**Work to complete:** Look through the lines and report how many include the word "或地塞米松", giving nothing but the number.

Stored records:
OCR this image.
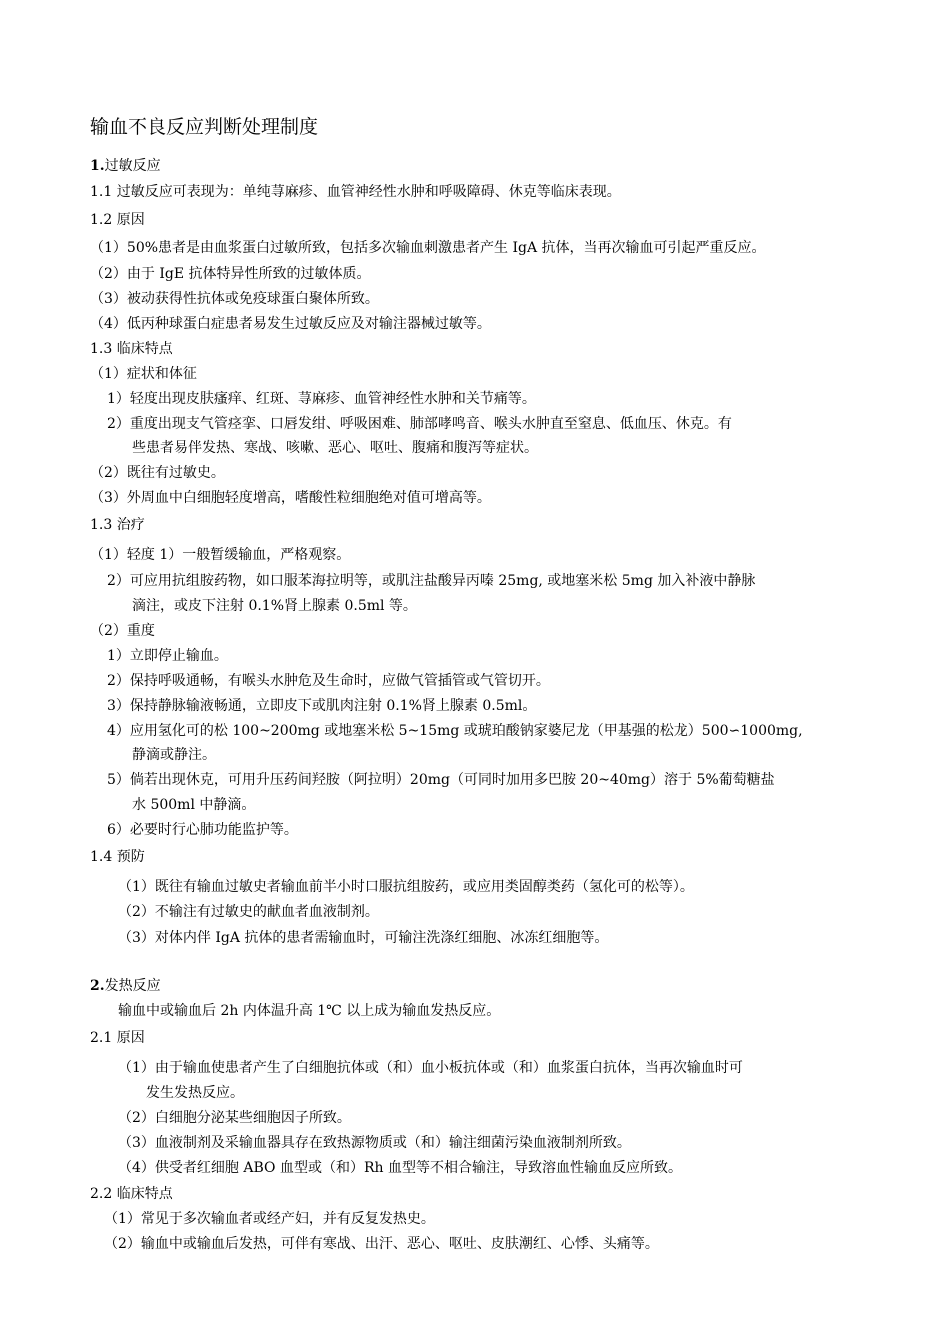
输血不良反应判断处理制度
1.过敏反应
1.1 过敏反应可表现为：单纯荨麻疹、血管神经性水肿和呼吸障碍、休克等临床表现。
1.2 原因
（1）50%患者是由血浆蛋白过敏所致，包括多次输血刺激患者产生 IgA 抗体，当再次输血可引起严重反应。
（2）由于 IgE 抗体特异性所致的过敏体质。
（3）被动获得性抗体或免疫球蛋白聚体所致。
（4）低丙种球蛋白症患者易发生过敏反应及对输注器械过敏等。
1.3 临床特点
（1）症状和体征
1）轻度出现皮肤瘙痒、红斑、荨麻疹、血管神经性水肿和关节痛等。
2）重度出现支气管痉挛、口唇发绀、呼吸困难、肺部哮鸣音、喉头水肿直至窒息、低血压、休克。有
些患者易伴发热、寒战、咳嗽、恶心、呕吐、腹痛和腹泻等症状。
（2）既往有过敏史。
（3）外周血中白细胞轻度增高，嗜酸性粒细胞绝对值可增高等。
1.3 治疗
（1）轻度 1）一般暂缓输血，严格观察。
2）可应用抗组胺药物，如口服苯海拉明等，或肌注盐酸异丙嗪 25mg, 或地塞米松 5mg 加入补液中静脉
滴注，或皮下注射 0.1%肾上腺素 0.5ml 等。
（2）重度
1）立即停止输血。
2）保持呼吸通畅，有喉头水肿危及生命时，应做气管插管或气管切开。
3）保持静脉输液畅通，立即皮下或肌肉注射 0.1%肾上腺素 0.5ml。
4）应用氢化可的松 100~200mg 或地塞米松 5~15mg 或琥珀酸钠家婆尼龙（甲基强的松龙）500∽1000mg,
静滴或静注。
5）倘若出现休克，可用升压药间羟胺（阿拉明）20mg（可同时加用多巴胺 20~40mg）溶于 5%葡萄糖盐
水 500ml 中静滴。
6）必要时行心肺功能监护等。
1.4 预防
（1）既往有输血过敏史者输血前半小时口服抗组胺药，或应用类固醇类药（氢化可的松等）。
（2）不输注有过敏史的献血者血液制剂。
（3）对体内伴 IgA 抗体的患者需输血时，可输注洗涤红细胞、冰冻红细胞等。
2.发热反应
输血中或输血后 2h 内体温升高 1℃ 以上成为输血发热反应。
2.1 原因
（1）由于输血使患者产生了白细胞抗体或（和）血小板抗体或（和）血浆蛋白抗体，当再次输血时可
发生发热反应。
（2）白细胞分泌某些细胞因子所致。
（3）血液制剂及采输血器具存在致热源物质或（和）输注细菌污染血液制剂所致。
（4）供受者红细胞 ABO 血型或（和）Rh 血型等不相合输注，导致溶血性输血反应所致。
2.2 临床特点
（1）常见于多次输血者或经产妇，并有反复发热史。
（2）输血中或输血后发热，可伴有寒战、出汗、恶心、呕吐、皮肤潮红、心悸、头痛等。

**Answer for the task:** 2